Aim — Take the entries below and print all of them exactly, please.

Data records —
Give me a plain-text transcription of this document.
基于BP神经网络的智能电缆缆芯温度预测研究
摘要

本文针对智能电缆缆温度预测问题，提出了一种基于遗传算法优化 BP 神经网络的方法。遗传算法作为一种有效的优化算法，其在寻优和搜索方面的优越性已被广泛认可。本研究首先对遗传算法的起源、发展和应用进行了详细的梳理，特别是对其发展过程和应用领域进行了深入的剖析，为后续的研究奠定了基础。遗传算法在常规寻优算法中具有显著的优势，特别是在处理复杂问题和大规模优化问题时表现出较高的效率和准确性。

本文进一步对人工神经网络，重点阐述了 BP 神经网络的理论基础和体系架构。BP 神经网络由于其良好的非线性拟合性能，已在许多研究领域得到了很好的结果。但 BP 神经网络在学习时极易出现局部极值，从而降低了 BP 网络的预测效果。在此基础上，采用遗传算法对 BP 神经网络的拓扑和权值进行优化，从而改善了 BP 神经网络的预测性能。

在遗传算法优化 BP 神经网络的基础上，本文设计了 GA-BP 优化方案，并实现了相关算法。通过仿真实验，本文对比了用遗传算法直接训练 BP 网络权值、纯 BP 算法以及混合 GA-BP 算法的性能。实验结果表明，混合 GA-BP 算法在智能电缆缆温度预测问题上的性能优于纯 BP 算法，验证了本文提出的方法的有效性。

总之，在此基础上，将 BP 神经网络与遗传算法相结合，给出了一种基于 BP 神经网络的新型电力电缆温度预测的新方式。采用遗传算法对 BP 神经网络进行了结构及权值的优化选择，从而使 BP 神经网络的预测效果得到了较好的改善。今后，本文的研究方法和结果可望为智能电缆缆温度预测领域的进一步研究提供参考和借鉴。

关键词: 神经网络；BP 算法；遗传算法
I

Result for this exercise —
Give me a plain-text transcription of this document.
基于BP神经网络的智能电缆缆芯温度预测研究
摘要

本文针对智能电缆缆温度预测问题，提出了一种基于遗传算法优化 BP 神经网络的方法。遗传算法作为一种有效的优化算法，其在寻优和搜索方面的优越性已被广泛认可。本研究首先对遗传算法的起源、发展和应用进行了详细的梳理，特别是对其发展过程和应用领域进行了深入的剖析，为后续的研究奠定了基础。遗传算法在常规寻优算法中具有显著的优势，特别是在处理复杂问题和大规模优化问题时表现出较高的效率和准确性。

本文进一步对人工神经网络，重点阐述了 BP 神经网络的理论基础和体系架构。BP 神经网络由于其良好的非线性拟合性能，已在许多研究领域得到了很好的结果。但 BP 神经网络在学习时极易出现局部极值，从而降低了 BP 网络的预测效果。在此基础上，采用遗传算法对 BP 神经网络的拓扑和权值进行优化，从而改善了 BP 神经网络的预测性能。

在遗传算法优化 BP 神经网络的基础上，本文设计了 GA-BP 优化方案，并实现了相关算法。通过仿真实验，本文对比了用遗传算法直接训练 BP 网络权值、纯 BP 算法以及混合 GA-BP 算法的性能。实验结果表明，混合 GA-BP 算法在智能电缆缆温度预测问题上的性能优于纯 BP 算法，验证了本文提出的方法的有效性。

总之，在此基础上，将 BP 神经网络与遗传算法相结合，给出了一种基于 BP 神经网络的新型电力电缆温度预测的新方式。采用遗传算法对 BP 神经网络进行了结构及权值的优化选择，从而使 BP 神经网络的预测效果得到了较好的改善。今后，本文的研究方法和结果可望为智能电缆缆温度预测领域的进一步研究提供参考和借鉴。

关键词: 神经网络；BP 算法；遗传算法
I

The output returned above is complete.